TASK DESCRIPTION: Pull out every line of the listing below that contains the word "page". Case counts, so copy only lines where the capitalization matches.
━━━ TASK MATERIAL
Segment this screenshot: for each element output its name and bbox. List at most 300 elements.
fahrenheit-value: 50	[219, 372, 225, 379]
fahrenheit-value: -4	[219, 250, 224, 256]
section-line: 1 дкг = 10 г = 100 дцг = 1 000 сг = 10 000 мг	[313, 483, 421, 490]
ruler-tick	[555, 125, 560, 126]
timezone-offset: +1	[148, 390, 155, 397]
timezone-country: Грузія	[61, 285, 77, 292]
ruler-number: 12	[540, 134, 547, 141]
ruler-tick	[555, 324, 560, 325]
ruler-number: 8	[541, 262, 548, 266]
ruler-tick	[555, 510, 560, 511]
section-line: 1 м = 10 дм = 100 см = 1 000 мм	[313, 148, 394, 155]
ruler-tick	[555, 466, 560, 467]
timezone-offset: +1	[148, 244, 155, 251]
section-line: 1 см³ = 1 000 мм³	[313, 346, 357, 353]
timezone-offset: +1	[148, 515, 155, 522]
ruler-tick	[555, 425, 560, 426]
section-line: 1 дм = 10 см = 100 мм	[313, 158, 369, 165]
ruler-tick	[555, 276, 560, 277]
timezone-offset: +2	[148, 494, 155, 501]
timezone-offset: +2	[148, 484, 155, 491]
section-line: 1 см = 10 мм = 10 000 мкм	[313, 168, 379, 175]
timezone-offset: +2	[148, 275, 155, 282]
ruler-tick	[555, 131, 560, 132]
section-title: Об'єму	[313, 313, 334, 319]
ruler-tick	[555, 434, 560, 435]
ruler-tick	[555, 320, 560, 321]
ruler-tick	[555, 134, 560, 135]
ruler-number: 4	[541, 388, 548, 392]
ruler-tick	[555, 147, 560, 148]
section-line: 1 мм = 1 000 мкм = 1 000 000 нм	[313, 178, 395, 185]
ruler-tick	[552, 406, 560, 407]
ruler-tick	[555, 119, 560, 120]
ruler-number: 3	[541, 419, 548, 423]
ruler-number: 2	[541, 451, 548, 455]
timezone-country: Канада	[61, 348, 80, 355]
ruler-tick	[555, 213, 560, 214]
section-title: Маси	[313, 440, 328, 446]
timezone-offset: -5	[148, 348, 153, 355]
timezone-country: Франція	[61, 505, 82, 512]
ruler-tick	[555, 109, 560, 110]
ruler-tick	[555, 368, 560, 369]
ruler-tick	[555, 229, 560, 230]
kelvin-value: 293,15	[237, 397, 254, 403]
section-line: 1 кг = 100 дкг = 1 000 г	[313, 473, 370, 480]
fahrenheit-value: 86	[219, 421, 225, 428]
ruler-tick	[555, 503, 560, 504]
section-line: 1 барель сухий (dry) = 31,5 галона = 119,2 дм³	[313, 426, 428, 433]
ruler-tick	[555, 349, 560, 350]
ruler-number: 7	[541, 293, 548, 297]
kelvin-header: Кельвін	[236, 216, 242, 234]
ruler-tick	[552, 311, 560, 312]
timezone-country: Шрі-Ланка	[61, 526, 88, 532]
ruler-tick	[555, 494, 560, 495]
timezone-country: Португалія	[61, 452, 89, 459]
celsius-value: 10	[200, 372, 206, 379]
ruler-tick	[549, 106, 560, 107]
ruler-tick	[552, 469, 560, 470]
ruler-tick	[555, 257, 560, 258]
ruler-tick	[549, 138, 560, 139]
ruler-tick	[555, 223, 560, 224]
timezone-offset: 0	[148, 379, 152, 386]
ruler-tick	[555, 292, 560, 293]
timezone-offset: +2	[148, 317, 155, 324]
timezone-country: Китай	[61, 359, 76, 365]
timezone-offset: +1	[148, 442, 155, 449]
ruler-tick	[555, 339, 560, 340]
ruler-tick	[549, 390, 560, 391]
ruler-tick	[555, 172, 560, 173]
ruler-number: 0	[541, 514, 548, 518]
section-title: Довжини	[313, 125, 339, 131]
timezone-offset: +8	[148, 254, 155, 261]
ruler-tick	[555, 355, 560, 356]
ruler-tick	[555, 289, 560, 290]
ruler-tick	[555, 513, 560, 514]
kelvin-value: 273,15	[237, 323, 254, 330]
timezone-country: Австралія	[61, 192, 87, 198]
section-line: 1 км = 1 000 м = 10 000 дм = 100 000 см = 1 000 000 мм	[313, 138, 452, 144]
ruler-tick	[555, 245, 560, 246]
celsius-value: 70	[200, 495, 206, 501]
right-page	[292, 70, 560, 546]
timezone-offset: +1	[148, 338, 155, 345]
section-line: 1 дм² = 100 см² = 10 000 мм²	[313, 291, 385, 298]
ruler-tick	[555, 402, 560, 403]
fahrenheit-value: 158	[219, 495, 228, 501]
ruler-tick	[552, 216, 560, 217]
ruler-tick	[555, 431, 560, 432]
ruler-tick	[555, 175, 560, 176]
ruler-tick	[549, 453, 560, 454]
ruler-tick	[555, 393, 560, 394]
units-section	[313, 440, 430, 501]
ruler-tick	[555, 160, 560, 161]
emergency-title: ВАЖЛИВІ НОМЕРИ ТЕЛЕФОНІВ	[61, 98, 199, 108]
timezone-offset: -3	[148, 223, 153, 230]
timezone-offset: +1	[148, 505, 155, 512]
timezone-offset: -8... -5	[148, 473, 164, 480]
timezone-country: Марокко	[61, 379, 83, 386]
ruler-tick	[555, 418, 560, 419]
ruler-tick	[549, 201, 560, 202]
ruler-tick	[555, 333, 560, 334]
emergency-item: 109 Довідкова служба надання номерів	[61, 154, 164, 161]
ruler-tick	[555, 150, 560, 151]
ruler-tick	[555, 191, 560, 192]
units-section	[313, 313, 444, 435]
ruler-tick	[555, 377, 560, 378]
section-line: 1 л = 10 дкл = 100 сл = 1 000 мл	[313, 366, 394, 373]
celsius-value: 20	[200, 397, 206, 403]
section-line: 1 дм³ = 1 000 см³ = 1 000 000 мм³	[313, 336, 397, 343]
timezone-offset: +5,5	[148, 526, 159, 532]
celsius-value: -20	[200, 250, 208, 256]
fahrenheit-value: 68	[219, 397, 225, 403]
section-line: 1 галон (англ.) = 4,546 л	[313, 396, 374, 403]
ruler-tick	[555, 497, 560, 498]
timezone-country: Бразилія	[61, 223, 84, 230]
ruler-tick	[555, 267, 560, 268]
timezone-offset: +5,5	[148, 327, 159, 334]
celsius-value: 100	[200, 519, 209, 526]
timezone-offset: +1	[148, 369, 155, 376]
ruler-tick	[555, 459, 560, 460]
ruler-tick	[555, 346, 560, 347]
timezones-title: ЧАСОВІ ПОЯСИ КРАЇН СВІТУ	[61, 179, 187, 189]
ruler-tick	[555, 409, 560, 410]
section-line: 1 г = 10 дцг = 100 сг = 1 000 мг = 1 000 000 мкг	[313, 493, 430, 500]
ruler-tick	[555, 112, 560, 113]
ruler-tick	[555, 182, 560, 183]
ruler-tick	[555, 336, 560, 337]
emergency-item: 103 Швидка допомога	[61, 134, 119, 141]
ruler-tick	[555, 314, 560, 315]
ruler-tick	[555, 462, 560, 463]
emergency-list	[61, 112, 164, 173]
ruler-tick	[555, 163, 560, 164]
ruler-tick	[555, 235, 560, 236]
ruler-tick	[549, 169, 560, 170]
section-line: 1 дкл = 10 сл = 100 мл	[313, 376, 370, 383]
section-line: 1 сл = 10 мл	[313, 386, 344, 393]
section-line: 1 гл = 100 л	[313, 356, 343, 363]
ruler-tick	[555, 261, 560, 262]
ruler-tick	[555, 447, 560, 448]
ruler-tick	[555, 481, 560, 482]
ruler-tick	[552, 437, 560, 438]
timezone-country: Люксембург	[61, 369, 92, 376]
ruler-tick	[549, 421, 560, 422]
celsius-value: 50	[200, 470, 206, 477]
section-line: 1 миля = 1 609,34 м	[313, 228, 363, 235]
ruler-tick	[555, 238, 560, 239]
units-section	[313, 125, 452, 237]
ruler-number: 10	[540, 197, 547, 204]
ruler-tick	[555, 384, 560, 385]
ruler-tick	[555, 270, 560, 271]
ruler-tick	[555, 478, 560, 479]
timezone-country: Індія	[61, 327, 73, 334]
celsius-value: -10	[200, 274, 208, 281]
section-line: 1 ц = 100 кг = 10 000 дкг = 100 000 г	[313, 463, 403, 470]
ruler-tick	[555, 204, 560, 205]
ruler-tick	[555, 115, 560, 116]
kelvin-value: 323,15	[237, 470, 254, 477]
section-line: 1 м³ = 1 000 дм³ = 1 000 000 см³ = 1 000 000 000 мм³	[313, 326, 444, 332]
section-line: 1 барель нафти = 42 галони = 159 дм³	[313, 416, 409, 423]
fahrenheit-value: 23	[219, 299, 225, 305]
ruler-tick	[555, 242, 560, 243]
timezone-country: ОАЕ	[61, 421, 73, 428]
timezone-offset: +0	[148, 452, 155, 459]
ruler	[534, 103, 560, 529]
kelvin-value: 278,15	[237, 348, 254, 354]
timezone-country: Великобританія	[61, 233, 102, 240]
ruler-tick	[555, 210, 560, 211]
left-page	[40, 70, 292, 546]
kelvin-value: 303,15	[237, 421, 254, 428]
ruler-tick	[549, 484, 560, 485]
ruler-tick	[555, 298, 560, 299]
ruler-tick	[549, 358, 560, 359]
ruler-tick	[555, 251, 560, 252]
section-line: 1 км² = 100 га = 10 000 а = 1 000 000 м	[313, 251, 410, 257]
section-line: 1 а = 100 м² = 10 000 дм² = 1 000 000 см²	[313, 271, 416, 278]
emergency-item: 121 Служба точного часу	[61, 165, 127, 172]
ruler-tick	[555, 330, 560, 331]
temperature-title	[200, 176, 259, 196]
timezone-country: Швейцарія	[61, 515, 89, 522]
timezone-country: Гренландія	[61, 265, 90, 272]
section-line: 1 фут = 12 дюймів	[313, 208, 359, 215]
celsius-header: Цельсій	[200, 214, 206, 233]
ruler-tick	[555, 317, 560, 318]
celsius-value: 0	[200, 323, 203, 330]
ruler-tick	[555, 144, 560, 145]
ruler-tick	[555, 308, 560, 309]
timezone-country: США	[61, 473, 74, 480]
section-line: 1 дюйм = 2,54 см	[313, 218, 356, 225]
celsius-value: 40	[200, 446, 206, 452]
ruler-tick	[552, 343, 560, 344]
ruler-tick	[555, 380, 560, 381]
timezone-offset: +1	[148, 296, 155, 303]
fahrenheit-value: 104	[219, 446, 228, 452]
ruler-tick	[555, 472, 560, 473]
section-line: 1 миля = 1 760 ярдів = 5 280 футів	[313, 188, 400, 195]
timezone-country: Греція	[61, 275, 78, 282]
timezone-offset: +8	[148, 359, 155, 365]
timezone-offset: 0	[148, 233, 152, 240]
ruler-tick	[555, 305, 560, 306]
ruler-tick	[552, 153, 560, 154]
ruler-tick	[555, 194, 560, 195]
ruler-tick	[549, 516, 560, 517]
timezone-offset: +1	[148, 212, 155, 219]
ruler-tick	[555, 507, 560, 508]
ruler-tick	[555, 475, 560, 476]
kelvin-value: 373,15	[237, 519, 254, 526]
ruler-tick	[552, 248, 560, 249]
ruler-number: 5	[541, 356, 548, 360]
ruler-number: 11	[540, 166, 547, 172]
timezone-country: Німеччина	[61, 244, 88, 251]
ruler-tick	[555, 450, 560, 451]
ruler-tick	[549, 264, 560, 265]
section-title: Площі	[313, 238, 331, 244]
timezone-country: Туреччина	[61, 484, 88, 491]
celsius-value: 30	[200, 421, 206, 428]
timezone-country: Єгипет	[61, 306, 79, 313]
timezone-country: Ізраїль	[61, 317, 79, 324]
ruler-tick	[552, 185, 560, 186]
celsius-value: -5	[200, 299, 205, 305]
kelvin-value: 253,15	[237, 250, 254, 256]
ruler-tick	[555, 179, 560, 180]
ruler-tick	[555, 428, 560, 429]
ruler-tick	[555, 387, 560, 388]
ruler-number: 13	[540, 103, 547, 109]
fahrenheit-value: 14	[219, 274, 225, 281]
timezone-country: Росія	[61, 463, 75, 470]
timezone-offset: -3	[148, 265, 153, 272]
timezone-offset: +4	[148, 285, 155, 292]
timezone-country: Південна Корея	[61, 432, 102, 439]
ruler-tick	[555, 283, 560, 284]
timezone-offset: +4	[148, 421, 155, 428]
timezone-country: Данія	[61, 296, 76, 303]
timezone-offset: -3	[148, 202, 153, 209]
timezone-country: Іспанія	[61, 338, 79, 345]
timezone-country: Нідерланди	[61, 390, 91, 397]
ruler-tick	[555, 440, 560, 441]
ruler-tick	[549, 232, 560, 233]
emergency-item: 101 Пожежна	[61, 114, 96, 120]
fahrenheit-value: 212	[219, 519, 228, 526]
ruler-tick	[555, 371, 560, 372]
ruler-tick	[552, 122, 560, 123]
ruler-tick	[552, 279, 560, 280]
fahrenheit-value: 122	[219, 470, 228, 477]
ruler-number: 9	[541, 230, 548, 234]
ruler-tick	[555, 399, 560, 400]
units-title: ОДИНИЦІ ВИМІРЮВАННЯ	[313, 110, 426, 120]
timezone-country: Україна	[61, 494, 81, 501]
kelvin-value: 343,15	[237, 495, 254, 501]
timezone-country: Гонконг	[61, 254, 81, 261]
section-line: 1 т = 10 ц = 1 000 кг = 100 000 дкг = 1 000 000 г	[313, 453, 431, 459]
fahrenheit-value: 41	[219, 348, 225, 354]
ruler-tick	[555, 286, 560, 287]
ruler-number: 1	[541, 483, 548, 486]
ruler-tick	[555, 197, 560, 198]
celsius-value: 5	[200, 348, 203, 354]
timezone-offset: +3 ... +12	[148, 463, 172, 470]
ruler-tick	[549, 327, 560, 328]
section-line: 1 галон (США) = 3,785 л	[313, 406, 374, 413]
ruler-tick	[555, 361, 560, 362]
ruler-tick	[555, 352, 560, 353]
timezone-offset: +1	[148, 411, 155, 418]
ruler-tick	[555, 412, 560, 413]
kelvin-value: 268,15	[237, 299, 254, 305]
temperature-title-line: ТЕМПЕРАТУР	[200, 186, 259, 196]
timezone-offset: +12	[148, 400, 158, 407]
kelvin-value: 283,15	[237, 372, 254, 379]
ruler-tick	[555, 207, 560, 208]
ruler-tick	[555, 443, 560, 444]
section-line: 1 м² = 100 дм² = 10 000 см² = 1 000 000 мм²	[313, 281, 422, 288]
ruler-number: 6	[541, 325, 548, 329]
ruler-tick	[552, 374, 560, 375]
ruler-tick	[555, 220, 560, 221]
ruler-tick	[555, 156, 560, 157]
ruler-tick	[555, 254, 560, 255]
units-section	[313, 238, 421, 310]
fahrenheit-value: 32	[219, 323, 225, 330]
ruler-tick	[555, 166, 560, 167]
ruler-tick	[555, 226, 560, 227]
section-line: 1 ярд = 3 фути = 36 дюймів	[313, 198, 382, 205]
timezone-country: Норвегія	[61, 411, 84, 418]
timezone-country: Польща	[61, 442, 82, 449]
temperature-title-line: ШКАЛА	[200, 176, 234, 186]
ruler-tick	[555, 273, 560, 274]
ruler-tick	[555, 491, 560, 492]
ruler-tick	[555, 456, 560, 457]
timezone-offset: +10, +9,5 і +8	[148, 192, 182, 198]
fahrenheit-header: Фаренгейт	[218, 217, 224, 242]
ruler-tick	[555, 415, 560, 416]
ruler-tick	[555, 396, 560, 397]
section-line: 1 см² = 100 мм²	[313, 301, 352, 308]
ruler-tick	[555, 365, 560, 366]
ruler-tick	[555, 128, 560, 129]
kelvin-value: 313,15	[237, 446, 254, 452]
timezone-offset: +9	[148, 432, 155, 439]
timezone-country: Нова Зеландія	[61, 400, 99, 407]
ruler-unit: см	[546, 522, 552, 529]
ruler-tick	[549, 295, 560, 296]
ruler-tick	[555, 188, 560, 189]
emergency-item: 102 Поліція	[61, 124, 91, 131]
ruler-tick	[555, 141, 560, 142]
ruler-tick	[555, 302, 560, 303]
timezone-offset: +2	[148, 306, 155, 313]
━━━━━━
WRITTEN SOLUTION:
right-page	[292, 70, 560, 546]
left-page	[40, 70, 292, 546]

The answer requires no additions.